Tasks and exercises —
(a) In the forum thread about a Christmas gift for a BO, why does the poster say that offering a coupon for chores would not work? Answer in one to three sentences.
(b) Extend the forum thread about a Christmas gift for a BO from the point where it stops.

------ Extract to read

# Christmas (Holiday) Gift for BO



## nicole25 (Jun 24, 2011)

I am the only boarder at my barn and I was wondering what I could get my BO for Christmas. She lives on the property with her husband and two daughters who are around my age (23). They have five horses their and mine makes six. It would just be me buying it since I am the only boarder there. I am sure my parents will pitch in a little bit of money because they love our BO. So I was wondering what everyone gets their BO if they get them anything. 

I was also going to make little stockings for all of the horses stalls with their names on them in glitter paint when it gets closer to the Holidays. I am gonna make horse cookies then for the horses. Any other ideas? 

Thanks!!


----------



## nicole25 (Jun 24, 2011)

Thats what I forgot! haha Any recipe ideas for horse cookies that I can make at home that are easy to make would be great to share too please!


----------



## churumbeque (Dec 20, 2009)

nicole25 said:


> Thats what I forgot! haha Any recipe ideas for horse cookies that I can make at home that are easy to make would be great to share too please!


 I think you doing stockings and making cookies is plenty but if you wanted to do something else I would keep it inexpensive. Maybe a bottle of wine? If she likes wine. Or give her ba coupon for you to do some chores to give her a break.


----------



## nicole25 (Jun 24, 2011)

Well she hired help that do pretty much everything around the barn so the coupon thing wouldnt work. I guess if the cookies and what not are enough then thats good.


----------



## churumbeque (Dec 20, 2009)

------------
------ Stored data

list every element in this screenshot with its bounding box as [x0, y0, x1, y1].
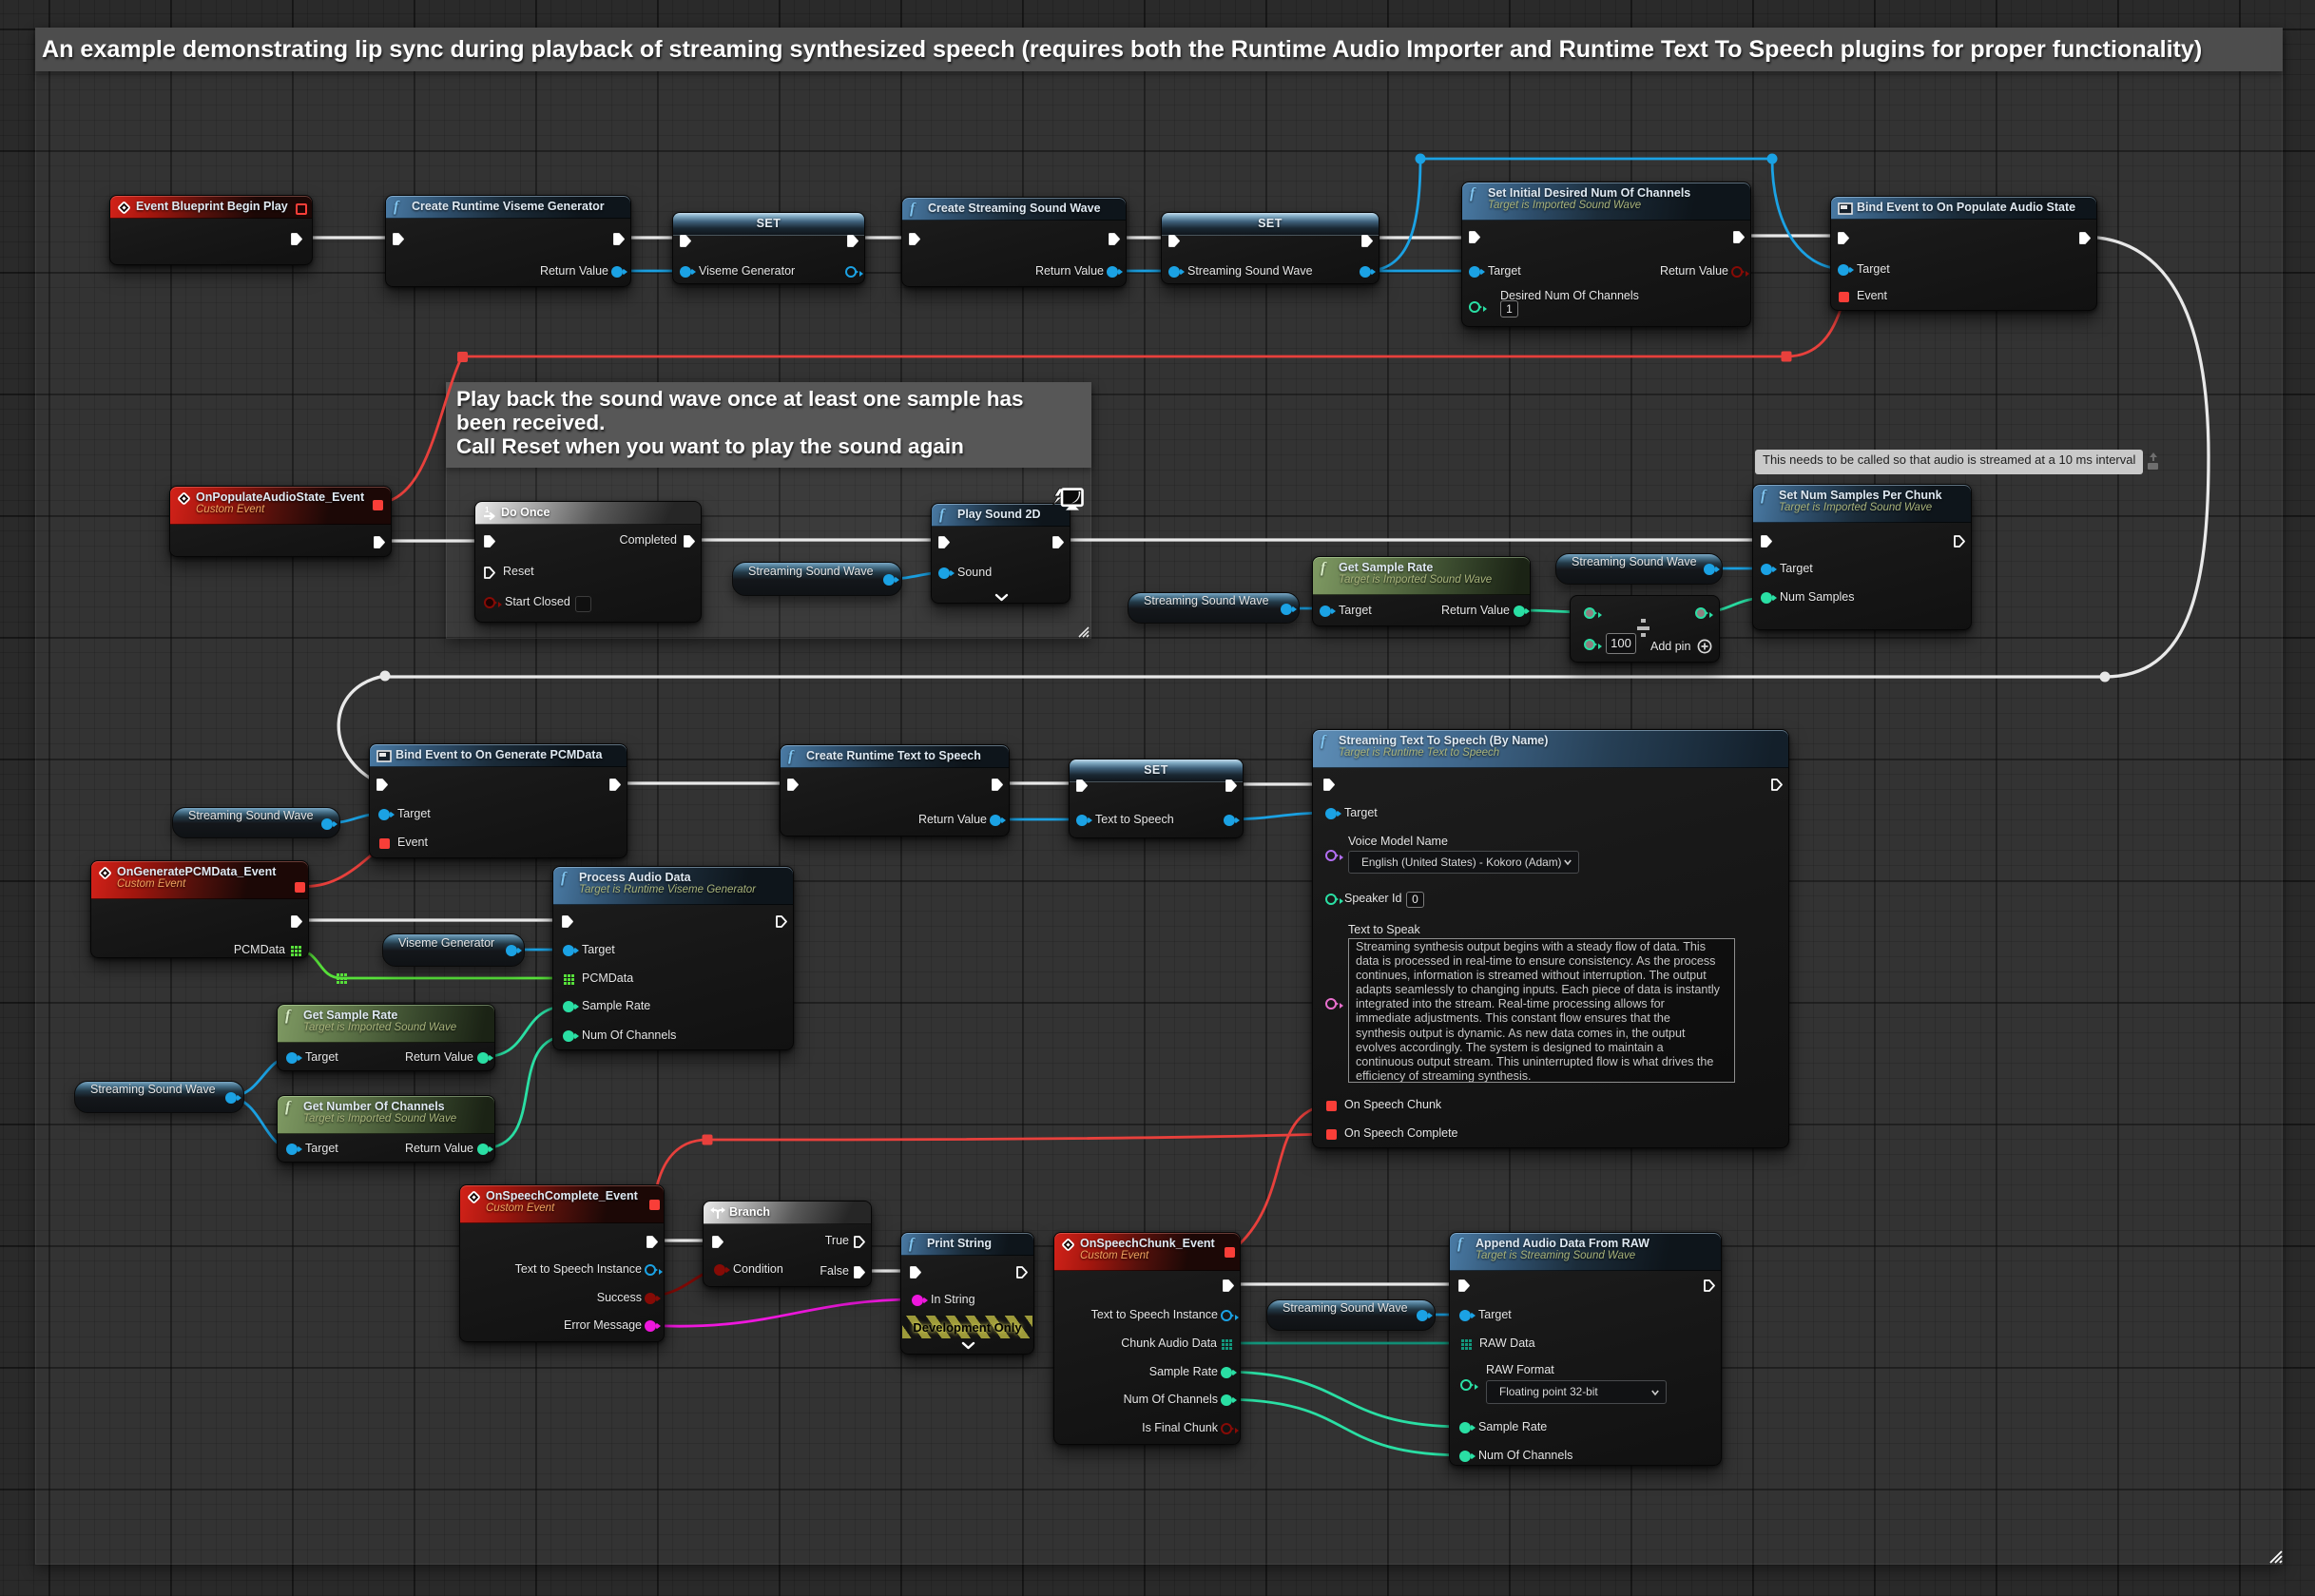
svg-text:1: 1	[485, 506, 490, 514]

------------

Response list —
(a) The BO has hired help that does pretty much everything around the barn, so a coupon for chores would not give her a break.

(b)
nicole25 said:


> Well she hired help that do pretty much everything around the barn so the coupon thing wouldnt work. I guess if the cookies and what not are enough then thats good.


I would be more inclined to get the hired help something. Like maybe a 10.00 gift certificate for a place they eat lunch. They usually don't make much money for doing barn chores and they are in charge of your horse.


----------



## nicole25 (Jun 24, 2011)

hmm okay! I didnt even think of that one. thank you!


----------



## Cinnys Whinny (Apr 10, 2010)

At our old barn we got the hired help something because they were all great. My new barn is all boarder maintained and there is no hired help. I was also just thinking of doing something for each horse.


----------



## starlinestables (Nov 24, 2008)

The gift that can almost never go wrong for a horse person is gloves. I'm forever losing mine and I wear gloves 24/7 in the winter. Its a cheap gift and always appreciated. There are a lot of things you can do with customization that make great gifts too like coffee mugs with her horse's picture... or a "Worlds best barn owner" hat or something like that. Hope that helps!


----------



## proequine (Jul 9, 2009)

*Hand warmers* are also fun for stocking stuffers. 

Here is our link for horse cookies... also a link for homemade horse fly sprays..

Bridlewood Oklahoma city Oklahoma horse boarding stables

Homemade-Fly-Sprays


----------



## Shasta1981 (Nov 12, 2010)

I was also thinking a hat would be a nice gift. If they have a barn name you could get it embroidered on the hat or perhaps on a shirt.


----------



## Reiterin (Mar 28, 2010)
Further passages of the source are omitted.